▸ Your goal
Return the lines below that carry the word "StoreItems".

▸ The records
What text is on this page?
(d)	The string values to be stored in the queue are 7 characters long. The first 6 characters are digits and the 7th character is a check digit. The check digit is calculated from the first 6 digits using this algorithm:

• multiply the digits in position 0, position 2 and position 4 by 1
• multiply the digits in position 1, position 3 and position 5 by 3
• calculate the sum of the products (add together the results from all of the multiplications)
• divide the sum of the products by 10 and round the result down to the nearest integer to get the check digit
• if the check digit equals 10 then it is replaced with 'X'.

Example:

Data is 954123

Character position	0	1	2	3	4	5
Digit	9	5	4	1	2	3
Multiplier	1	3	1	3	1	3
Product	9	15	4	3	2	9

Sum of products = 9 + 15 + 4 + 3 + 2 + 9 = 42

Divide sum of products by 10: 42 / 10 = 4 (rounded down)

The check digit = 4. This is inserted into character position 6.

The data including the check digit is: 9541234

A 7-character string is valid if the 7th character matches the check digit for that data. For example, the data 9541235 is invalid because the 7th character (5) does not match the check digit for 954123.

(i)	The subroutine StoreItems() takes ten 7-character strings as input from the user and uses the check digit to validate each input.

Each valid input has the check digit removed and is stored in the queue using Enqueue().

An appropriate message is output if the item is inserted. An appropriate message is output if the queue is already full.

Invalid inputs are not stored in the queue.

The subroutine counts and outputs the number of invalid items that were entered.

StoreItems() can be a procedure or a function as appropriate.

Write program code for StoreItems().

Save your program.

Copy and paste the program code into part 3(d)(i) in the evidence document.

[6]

▸ Solution to this exercise
(i)	The subroutine StoreItems() takes ten 7-character strings as input from the user and uses the check digit to validate each input.
StoreItems() can be a procedure or a function as appropriate.
Write program code for StoreItems().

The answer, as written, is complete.